(Items from a figure collection)
__________

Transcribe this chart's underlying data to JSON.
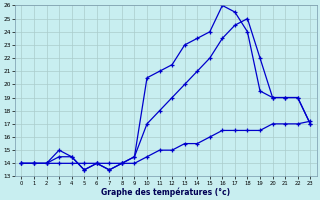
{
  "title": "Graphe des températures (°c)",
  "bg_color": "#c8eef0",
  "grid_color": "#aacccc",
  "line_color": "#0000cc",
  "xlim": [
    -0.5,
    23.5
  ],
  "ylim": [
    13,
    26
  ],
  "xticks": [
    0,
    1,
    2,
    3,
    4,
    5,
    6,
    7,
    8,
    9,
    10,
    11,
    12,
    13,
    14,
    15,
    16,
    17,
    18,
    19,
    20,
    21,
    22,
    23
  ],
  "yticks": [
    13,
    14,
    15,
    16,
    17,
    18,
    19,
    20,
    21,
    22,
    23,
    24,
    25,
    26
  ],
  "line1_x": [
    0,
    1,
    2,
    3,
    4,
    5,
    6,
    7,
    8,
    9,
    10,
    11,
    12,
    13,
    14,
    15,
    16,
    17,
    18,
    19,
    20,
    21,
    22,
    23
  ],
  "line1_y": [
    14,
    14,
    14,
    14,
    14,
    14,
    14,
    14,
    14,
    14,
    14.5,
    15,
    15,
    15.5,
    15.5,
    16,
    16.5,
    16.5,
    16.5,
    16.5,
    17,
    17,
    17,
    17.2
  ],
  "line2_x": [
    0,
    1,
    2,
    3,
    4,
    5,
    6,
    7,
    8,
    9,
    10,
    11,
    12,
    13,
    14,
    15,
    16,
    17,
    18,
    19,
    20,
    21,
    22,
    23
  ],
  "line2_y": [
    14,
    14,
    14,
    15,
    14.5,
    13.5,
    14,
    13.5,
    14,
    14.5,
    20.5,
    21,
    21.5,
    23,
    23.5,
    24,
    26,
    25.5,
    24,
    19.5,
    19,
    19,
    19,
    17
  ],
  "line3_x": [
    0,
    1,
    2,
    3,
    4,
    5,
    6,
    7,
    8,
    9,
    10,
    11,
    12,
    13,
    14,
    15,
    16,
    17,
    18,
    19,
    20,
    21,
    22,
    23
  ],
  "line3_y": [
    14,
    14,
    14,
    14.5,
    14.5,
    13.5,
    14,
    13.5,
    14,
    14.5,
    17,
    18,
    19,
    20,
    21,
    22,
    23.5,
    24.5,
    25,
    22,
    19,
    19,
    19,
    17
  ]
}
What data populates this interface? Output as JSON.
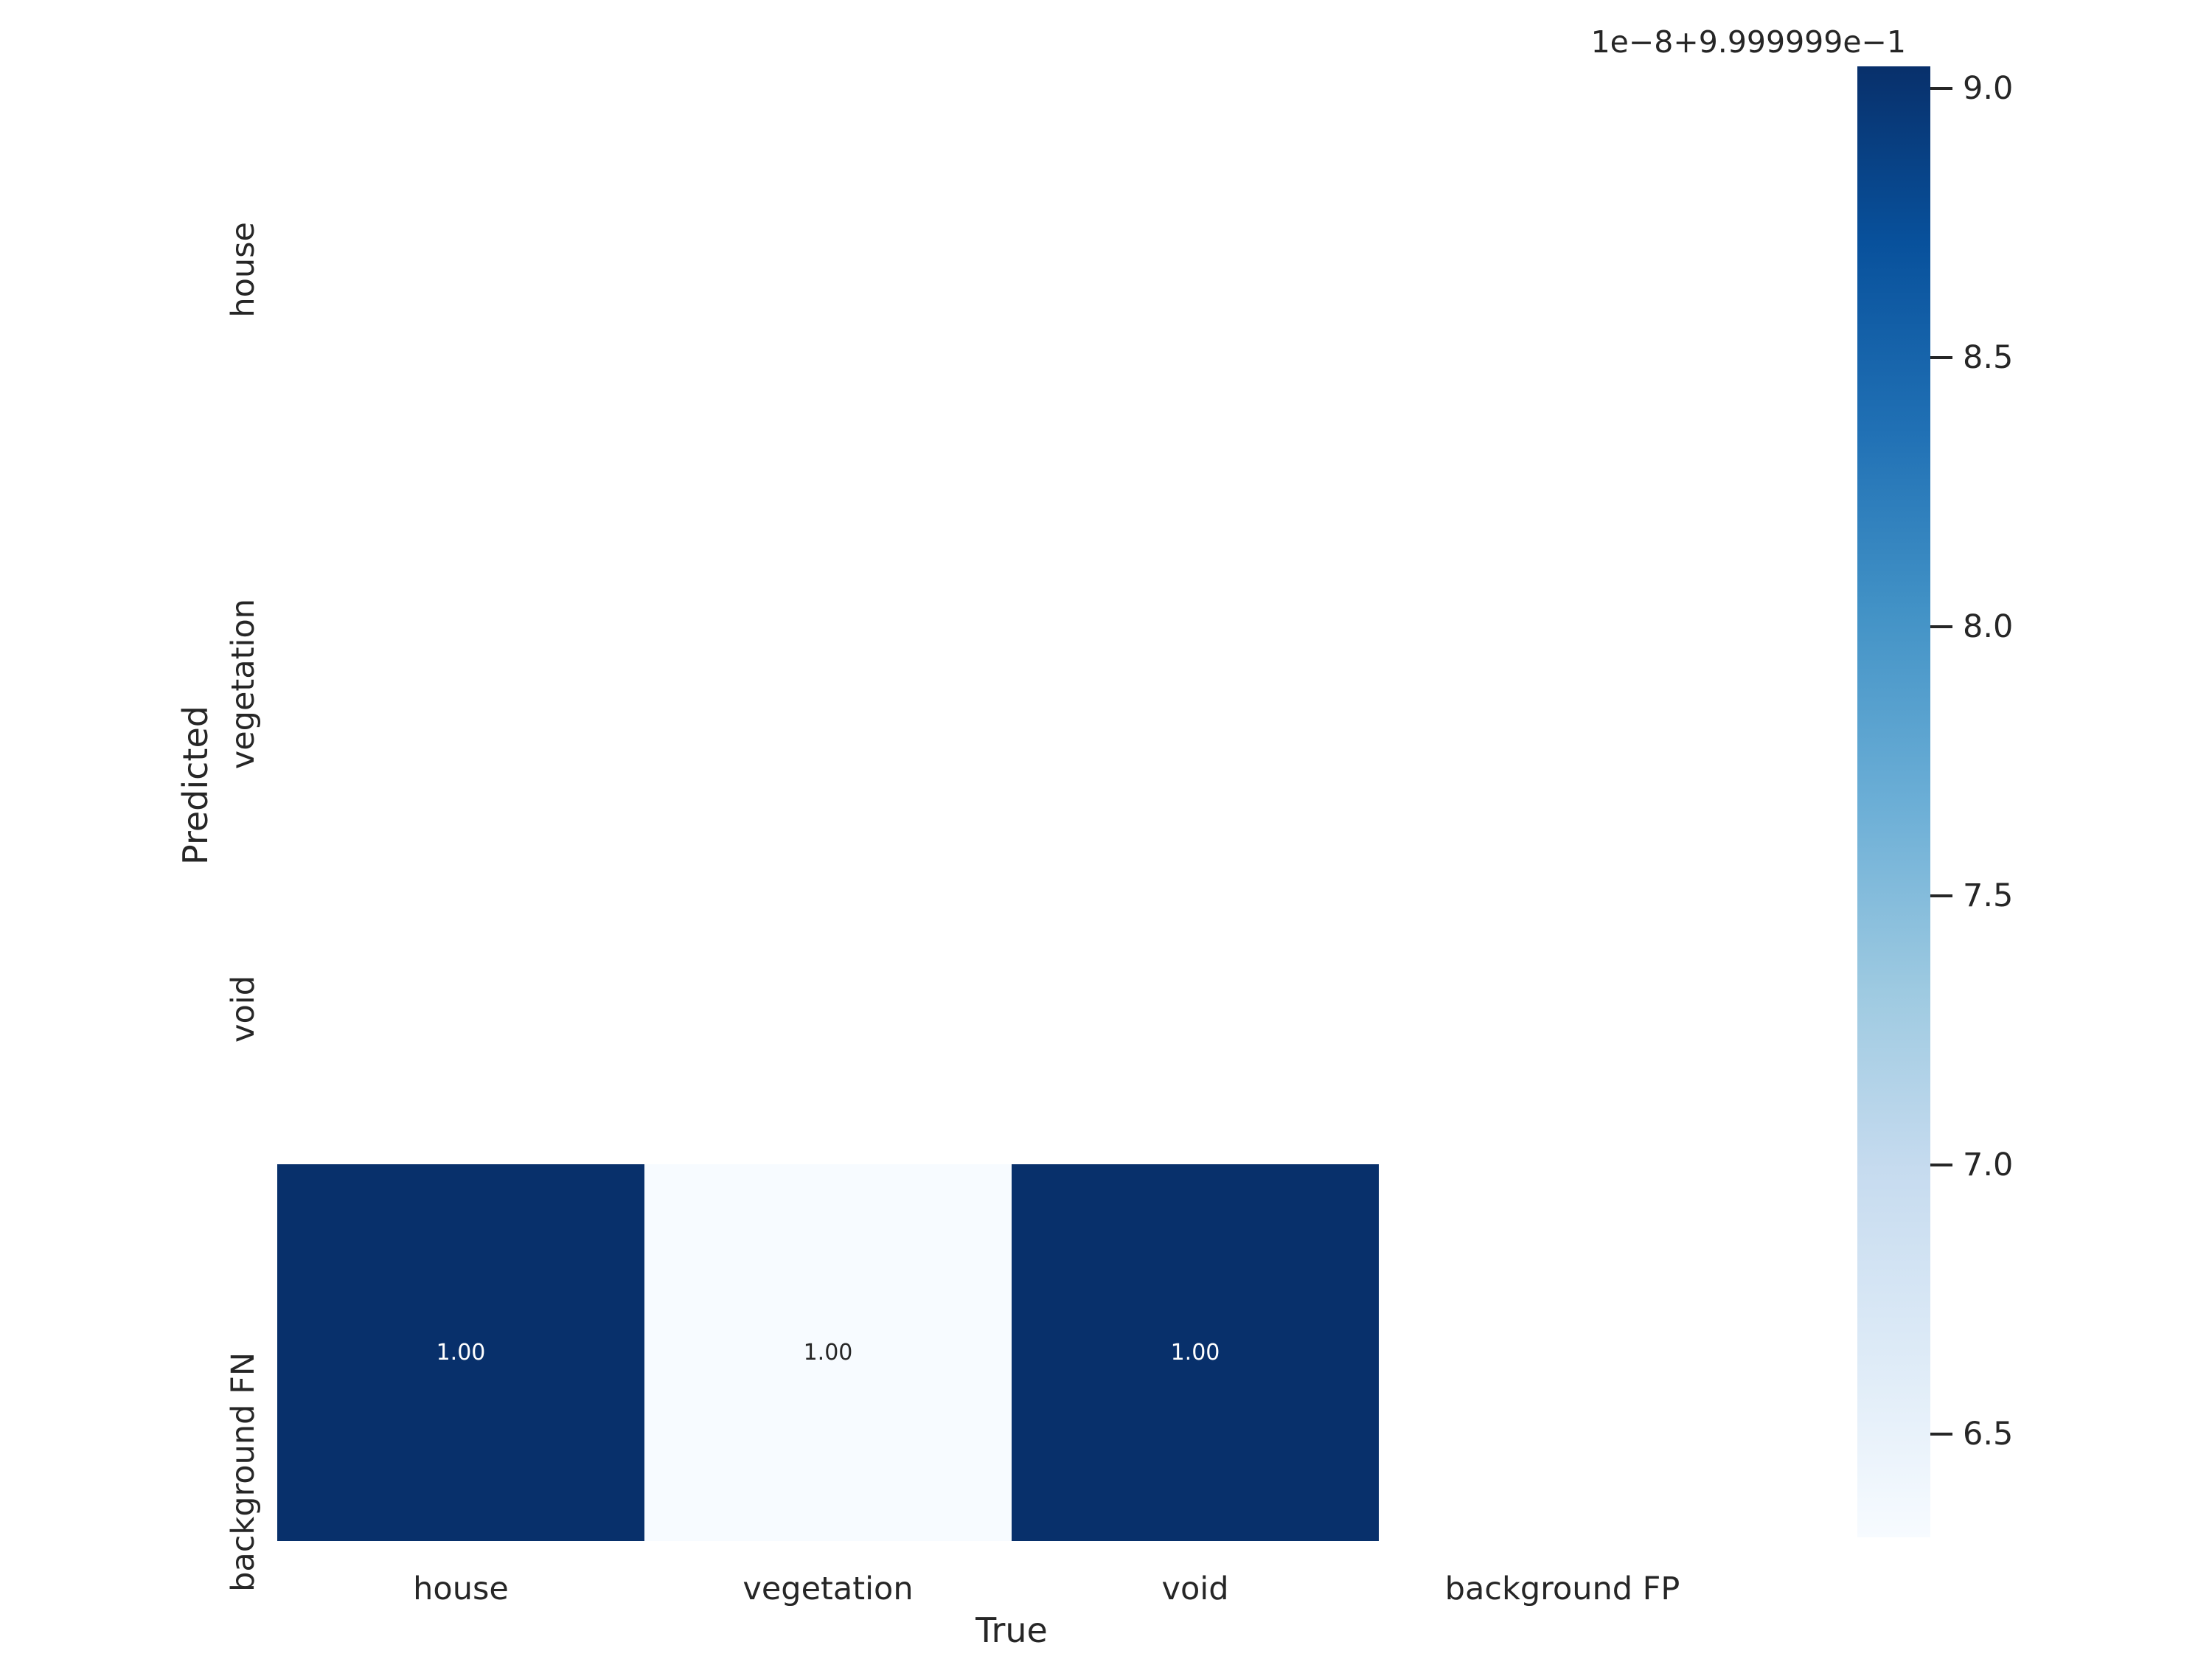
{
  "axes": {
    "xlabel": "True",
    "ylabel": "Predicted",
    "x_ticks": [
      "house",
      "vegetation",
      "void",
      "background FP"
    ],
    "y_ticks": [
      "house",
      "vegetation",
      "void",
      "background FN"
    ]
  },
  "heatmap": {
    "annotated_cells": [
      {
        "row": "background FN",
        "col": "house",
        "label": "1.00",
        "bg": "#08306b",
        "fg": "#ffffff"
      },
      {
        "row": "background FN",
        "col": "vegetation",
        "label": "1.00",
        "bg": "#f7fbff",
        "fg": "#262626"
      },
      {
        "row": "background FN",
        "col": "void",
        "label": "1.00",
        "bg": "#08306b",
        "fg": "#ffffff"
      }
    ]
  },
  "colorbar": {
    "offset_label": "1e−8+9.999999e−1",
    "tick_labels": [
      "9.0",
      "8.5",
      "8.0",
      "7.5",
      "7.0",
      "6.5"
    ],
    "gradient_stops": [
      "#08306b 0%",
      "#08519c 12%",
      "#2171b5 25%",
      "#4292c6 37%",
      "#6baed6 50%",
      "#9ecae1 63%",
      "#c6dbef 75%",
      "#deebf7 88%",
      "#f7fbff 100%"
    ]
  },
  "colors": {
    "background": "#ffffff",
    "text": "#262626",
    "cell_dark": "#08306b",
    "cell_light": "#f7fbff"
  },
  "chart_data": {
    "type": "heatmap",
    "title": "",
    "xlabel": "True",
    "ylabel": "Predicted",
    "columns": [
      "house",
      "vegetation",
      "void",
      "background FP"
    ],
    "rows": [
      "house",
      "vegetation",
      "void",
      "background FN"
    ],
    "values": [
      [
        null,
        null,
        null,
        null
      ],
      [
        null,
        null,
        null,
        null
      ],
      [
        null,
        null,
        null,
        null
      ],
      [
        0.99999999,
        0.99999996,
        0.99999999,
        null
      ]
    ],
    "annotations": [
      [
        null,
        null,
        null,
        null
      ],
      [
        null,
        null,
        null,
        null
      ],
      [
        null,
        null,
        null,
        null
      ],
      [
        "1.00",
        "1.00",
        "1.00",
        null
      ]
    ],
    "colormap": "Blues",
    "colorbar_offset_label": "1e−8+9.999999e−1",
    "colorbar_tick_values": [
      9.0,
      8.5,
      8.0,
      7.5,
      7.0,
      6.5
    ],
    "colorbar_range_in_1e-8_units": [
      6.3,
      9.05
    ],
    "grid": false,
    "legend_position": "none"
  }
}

__________

What you should do: Without including any pictures, reproduce the listing exactly.

Answer to the problem:
Transcribe this chart's underlying data to JSON.
{
  "title": "Graphe des températures (°c)",
  "bg_color": "#c8eef0",
  "grid_color": "#aacccc",
  "line_color": "#0000cc",
  "xlim": [
    -0.5,
    23.5
  ],
  "ylim": [
    13,
    26
  ],
  "xticks": [
    0,
    1,
    2,
    3,
    4,
    5,
    6,
    7,
    8,
    9,
    10,
    11,
    12,
    13,
    14,
    15,
    16,
    17,
    18,
    19,
    20,
    21,
    22,
    23
  ],
  "yticks": [
    13,
    14,
    15,
    16,
    17,
    18,
    19,
    20,
    21,
    22,
    23,
    24,
    25,
    26
  ],
  "line1_x": [
    0,
    1,
    2,
    3,
    4,
    5,
    6,
    7,
    8,
    9,
    10,
    11,
    12,
    13,
    14,
    15,
    16,
    17,
    18,
    19,
    20,
    21,
    22,
    23
  ],
  "line1_y": [
    14,
    14,
    14,
    14,
    14,
    14,
    14,
    14,
    14,
    14,
    14.5,
    15,
    15,
    15.5,
    15.5,
    16,
    16.5,
    16.5,
    16.5,
    16.5,
    17,
    17,
    17,
    17.2
  ],
  "line2_x": [
    0,
    1,
    2,
    3,
    4,
    5,
    6,
    7,
    8,
    9,
    10,
    11,
    12,
    13,
    14,
    15,
    16,
    17,
    18,
    19,
    20,
    21,
    22,
    23
  ],
  "line2_y": [
    14,
    14,
    14,
    15,
    14.5,
    13.5,
    14,
    13.5,
    14,
    14.5,
    20.5,
    21,
    21.5,
    23,
    23.5,
    24,
    26,
    25.5,
    24,
    19.5,
    19,
    19,
    19,
    17
  ],
  "line3_x": [
    0,
    1,
    2,
    3,
    4,
    5,
    6,
    7,
    8,
    9,
    10,
    11,
    12,
    13,
    14,
    15,
    16,
    17,
    18,
    19,
    20,
    21,
    22,
    23
  ],
  "line3_y": [
    14,
    14,
    14,
    14.5,
    14.5,
    13.5,
    14,
    13.5,
    14,
    14.5,
    17,
    18,
    19,
    20,
    21,
    22,
    23.5,
    24.5,
    25,
    22,
    19,
    19,
    19,
    17
  ]
}
What data populates this interface? Output as JSON.
{
  "axes": {
    "xlabel": "True",
    "ylabel": "Predicted",
    "x_ticks": [
      "house",
      "vegetation",
      "void",
      "background FP"
    ],
    "y_ticks": [
      "house",
      "vegetation",
      "void",
      "background FN"
    ]
  },
  "heatmap": {
    "annotated_cells": [
      {
        "row": "background FN",
        "col": "house",
        "label": "1.00",
        "bg": "#08306b",
        "fg": "#ffffff"
      },
      {
        "row": "background FN",
        "col": "vegetation",
        "label": "1.00",
        "bg": "#f7fbff",
        "fg": "#262626"
      },
      {
        "row": "background FN",
        "col": "void",
        "label": "1.00",
        "bg": "#08306b",
        "fg": "#ffffff"
      }
    ]
  },
  "colorbar": {
    "offset_label": "1e−8+9.999999e−1",
    "tick_labels": [
      "9.0",
      "8.5",
      "8.0",
      "7.5",
      "7.0",
      "6.5"
    ],
    "gradient_stops": [
      "#08306b 0%",
      "#08519c 12%",
      "#2171b5 25%",
      "#4292c6 37%",
      "#6baed6 50%",
      "#9ecae1 63%",
      "#c6dbef 75%",
      "#deebf7 88%",
      "#f7fbff 100%"
    ]
  },
  "colors": {
    "background": "#ffffff",
    "text": "#262626",
    "cell_dark": "#08306b",
    "cell_light": "#f7fbff"
  },
  "chart_data": {
    "type": "heatmap",
    "title": "",
    "xlabel": "True",
    "ylabel": "Predicted",
    "columns": [
      "house",
      "vegetation",
      "void",
      "background FP"
    ],
    "rows": [
      "house",
      "vegetation",
      "void",
      "background FN"
    ],
    "values": [
      [
        null,
        null,
        null,
        null
      ],
      [
        null,
        null,
        null,
        null
      ],
      [
        null,
        null,
        null,
        null
      ],
      [
        0.99999999,
        0.99999996,
        0.99999999,
        null
      ]
    ],
    "annotations": [
      [
        null,
        null,
        null,
        null
      ],
      [
        null,
        null,
        null,
        null
      ],
      [
        null,
        null,
        null,
        null
      ],
      [
        "1.00",
        "1.00",
        "1.00",
        null
      ]
    ],
    "colormap": "Blues",
    "colorbar_offset_label": "1e−8+9.999999e−1",
    "colorbar_tick_values": [
      9.0,
      8.5,
      8.0,
      7.5,
      7.0,
      6.5
    ],
    "colorbar_range_in_1e-8_units": [
      6.3,
      9.05
    ],
    "grid": false,
    "legend_position": "none"
  }
}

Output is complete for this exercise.